SET PROBLEM: Transcribe the records below exactly, leaving out any pictures.

Dataset entries on figures
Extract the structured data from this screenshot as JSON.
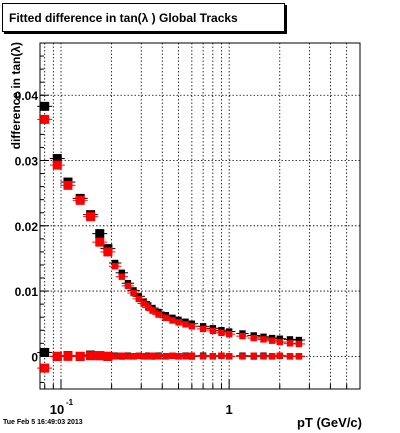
{
  "title": "Fitted difference in tan(λ )  Global Tracks",
  "timestamp": "Tue Feb  5 16:49:03 2013",
  "chart_data": {
    "type": "scatter",
    "title": "Fitted difference in tan(λ )  Global Tracks",
    "xlabel": "pT (GeV/c)",
    "ylabel": "difference in tan(λ)",
    "xscale": "log",
    "xlim": [
      0.075,
      6.0
    ],
    "ylim": [
      -0.005,
      0.048
    ],
    "grid": true,
    "x_tick_labels": [
      {
        "value": 0.1,
        "label": "10",
        "exp": "-1"
      },
      {
        "value": 1,
        "label": "1",
        "exp": ""
      }
    ],
    "y_tick_labels": [
      {
        "value": 0,
        "label": "0"
      },
      {
        "value": 0.01,
        "label": "0.01"
      },
      {
        "value": 0.02,
        "label": "0.02"
      },
      {
        "value": 0.03,
        "label": "0.03"
      },
      {
        "value": 0.04,
        "label": "0.04"
      }
    ],
    "series": [
      {
        "color": "#000000",
        "x": [
          0.08,
          0.095,
          0.11,
          0.13,
          0.15,
          0.17,
          0.19,
          0.21,
          0.23,
          0.25,
          0.27,
          0.29,
          0.31,
          0.33,
          0.35,
          0.38,
          0.42,
          0.46,
          0.5,
          0.55,
          0.6,
          0.7,
          0.8,
          0.9,
          1.0,
          1.2,
          1.4,
          1.6,
          1.8,
          2.0,
          2.3,
          2.6
        ],
        "y": [
          0.0383,
          0.0303,
          0.0267,
          0.0242,
          0.0217,
          0.0188,
          0.0165,
          0.0143,
          0.0128,
          0.0112,
          0.0101,
          0.0092,
          0.0084,
          0.0078,
          0.0074,
          0.0068,
          0.0063,
          0.0059,
          0.0056,
          0.0053,
          0.005,
          0.0046,
          0.0043,
          0.004,
          0.0038,
          0.0035,
          0.0032,
          0.003,
          0.0028,
          0.0027,
          0.0026,
          0.0025
        ]
      },
      {
        "color": "#ff0000",
        "x": [
          0.08,
          0.095,
          0.11,
          0.13,
          0.15,
          0.17,
          0.19,
          0.21,
          0.23,
          0.25,
          0.27,
          0.29,
          0.31,
          0.33,
          0.35,
          0.38,
          0.42,
          0.46,
          0.5,
          0.55,
          0.6,
          0.7,
          0.8,
          0.9,
          1.0,
          1.2,
          1.4,
          1.6,
          1.8,
          2.0,
          2.3,
          2.6
        ],
        "y": [
          0.0363,
          0.0293,
          0.0262,
          0.0239,
          0.0214,
          0.0175,
          0.016,
          0.0138,
          0.0122,
          0.0108,
          0.0097,
          0.0088,
          0.0081,
          0.0075,
          0.007,
          0.0064,
          0.0059,
          0.0055,
          0.0052,
          0.0049,
          0.0046,
          0.0042,
          0.0039,
          0.0036,
          0.0034,
          0.0031,
          0.0028,
          0.0026,
          0.0024,
          0.0022,
          0.002,
          0.0019
        ]
      },
      {
        "color": "#000000",
        "x": [
          0.08,
          0.095,
          0.11,
          0.13,
          0.15,
          0.17,
          0.19,
          0.21,
          0.23,
          0.25,
          0.27,
          0.29,
          0.31,
          0.33,
          0.35,
          0.38,
          0.42,
          0.46,
          0.5,
          0.55,
          0.6,
          0.7,
          0.8,
          0.9,
          1.0,
          1.2,
          1.4,
          1.6,
          1.8,
          2.0,
          2.3,
          2.6
        ],
        "y": [
          0.0006,
          0.0,
          0.0001,
          0.0,
          0.0002,
          0.0001,
          0.0,
          0.0001,
          0.0,
          0.0001,
          0.0,
          0.0001,
          0.0,
          0.0001,
          0.0,
          0.0001,
          0.0,
          0.0001,
          0.0,
          0.0001,
          0.0,
          0.0001,
          0.0,
          0.0001,
          0.0,
          0.0001,
          0.0,
          0.0001,
          0.0,
          0.0001,
          0.0,
          0.0
        ]
      },
      {
        "color": "#ff0000",
        "x": [
          0.08,
          0.095,
          0.11,
          0.13,
          0.15,
          0.17,
          0.19,
          0.21,
          0.23,
          0.25,
          0.27,
          0.29,
          0.31,
          0.33,
          0.35,
          0.38,
          0.42,
          0.46,
          0.5,
          0.55,
          0.6,
          0.7,
          0.8,
          0.9,
          1.0,
          1.2,
          1.4,
          1.6,
          1.8,
          2.0,
          2.3,
          2.6
        ],
        "y": [
          -0.0018,
          0.0,
          0.0,
          0.0,
          0.0001,
          0.0001,
          0.0,
          0.0,
          0.0001,
          0.0,
          0.0,
          0.0001,
          0.0,
          0.0,
          0.0001,
          0.0,
          0.0,
          0.0001,
          0.0,
          0.0,
          0.0001,
          0.0,
          0.0,
          0.0001,
          0.0,
          0.0,
          0.0001,
          0.0,
          0.0,
          0.0001,
          0.0,
          0.0
        ]
      }
    ]
  }
}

FINAL ANSWER:
Extract the structured data from this screenshot as JSON.
{
  "title": "Fitted difference in tan(λ )  Global Tracks",
  "timestamp": "Tue Feb  5 16:49:03 2013",
  "chart_data": {
    "type": "scatter",
    "title": "Fitted difference in tan(λ )  Global Tracks",
    "xlabel": "pT (GeV/c)",
    "ylabel": "difference in tan(λ)",
    "xscale": "log",
    "xlim": [
      0.075,
      6.0
    ],
    "ylim": [
      -0.005,
      0.048
    ],
    "grid": true,
    "x_tick_labels": [
      {
        "value": 0.1,
        "label": "10",
        "exp": "-1"
      },
      {
        "value": 1,
        "label": "1",
        "exp": ""
      }
    ],
    "y_tick_labels": [
      {
        "value": 0,
        "label": "0"
      },
      {
        "value": 0.01,
        "label": "0.01"
      },
      {
        "value": 0.02,
        "label": "0.02"
      },
      {
        "value": 0.03,
        "label": "0.03"
      },
      {
        "value": 0.04,
        "label": "0.04"
      }
    ],
    "series": [
      {
        "color": "#000000",
        "x": [
          0.08,
          0.095,
          0.11,
          0.13,
          0.15,
          0.17,
          0.19,
          0.21,
          0.23,
          0.25,
          0.27,
          0.29,
          0.31,
          0.33,
          0.35,
          0.38,
          0.42,
          0.46,
          0.5,
          0.55,
          0.6,
          0.7,
          0.8,
          0.9,
          1.0,
          1.2,
          1.4,
          1.6,
          1.8,
          2.0,
          2.3,
          2.6
        ],
        "y": [
          0.0383,
          0.0303,
          0.0267,
          0.0242,
          0.0217,
          0.0188,
          0.0165,
          0.0143,
          0.0128,
          0.0112,
          0.0101,
          0.0092,
          0.0084,
          0.0078,
          0.0074,
          0.0068,
          0.0063,
          0.0059,
          0.0056,
          0.0053,
          0.005,
          0.0046,
          0.0043,
          0.004,
          0.0038,
          0.0035,
          0.0032,
          0.003,
          0.0028,
          0.0027,
          0.0026,
          0.0025
        ]
      },
      {
        "color": "#ff0000",
        "x": [
          0.08,
          0.095,
          0.11,
          0.13,
          0.15,
          0.17,
          0.19,
          0.21,
          0.23,
          0.25,
          0.27,
          0.29,
          0.31,
          0.33,
          0.35,
          0.38,
          0.42,
          0.46,
          0.5,
          0.55,
          0.6,
          0.7,
          0.8,
          0.9,
          1.0,
          1.2,
          1.4,
          1.6,
          1.8,
          2.0,
          2.3,
          2.6
        ],
        "y": [
          0.0363,
          0.0293,
          0.0262,
          0.0239,
          0.0214,
          0.0175,
          0.016,
          0.0138,
          0.0122,
          0.0108,
          0.0097,
          0.0088,
          0.0081,
          0.0075,
          0.007,
          0.0064,
          0.0059,
          0.0055,
          0.0052,
          0.0049,
          0.0046,
          0.0042,
          0.0039,
          0.0036,
          0.0034,
          0.0031,
          0.0028,
          0.0026,
          0.0024,
          0.0022,
          0.002,
          0.0019
        ]
      },
      {
        "color": "#000000",
        "x": [
          0.08,
          0.095,
          0.11,
          0.13,
          0.15,
          0.17,
          0.19,
          0.21,
          0.23,
          0.25,
          0.27,
          0.29,
          0.31,
          0.33,
          0.35,
          0.38,
          0.42,
          0.46,
          0.5,
          0.55,
          0.6,
          0.7,
          0.8,
          0.9,
          1.0,
          1.2,
          1.4,
          1.6,
          1.8,
          2.0,
          2.3,
          2.6
        ],
        "y": [
          0.0006,
          0.0,
          0.0001,
          0.0,
          0.0002,
          0.0001,
          0.0,
          0.0001,
          0.0,
          0.0001,
          0.0,
          0.0001,
          0.0,
          0.0001,
          0.0,
          0.0001,
          0.0,
          0.0001,
          0.0,
          0.0001,
          0.0,
          0.0001,
          0.0,
          0.0001,
          0.0,
          0.0001,
          0.0,
          0.0001,
          0.0,
          0.0001,
          0.0,
          0.0
        ]
      },
      {
        "color": "#ff0000",
        "x": [
          0.08,
          0.095,
          0.11,
          0.13,
          0.15,
          0.17,
          0.19,
          0.21,
          0.23,
          0.25,
          0.27,
          0.29,
          0.31,
          0.33,
          0.35,
          0.38,
          0.42,
          0.46,
          0.5,
          0.55,
          0.6,
          0.7,
          0.8,
          0.9,
          1.0,
          1.2,
          1.4,
          1.6,
          1.8,
          2.0,
          2.3,
          2.6
        ],
        "y": [
          -0.0018,
          0.0,
          0.0,
          0.0,
          0.0001,
          0.0001,
          0.0,
          0.0,
          0.0001,
          0.0,
          0.0,
          0.0001,
          0.0,
          0.0,
          0.0001,
          0.0,
          0.0,
          0.0001,
          0.0,
          0.0,
          0.0001,
          0.0,
          0.0,
          0.0001,
          0.0,
          0.0,
          0.0001,
          0.0,
          0.0,
          0.0001,
          0.0,
          0.0
        ]
      }
    ]
  }
}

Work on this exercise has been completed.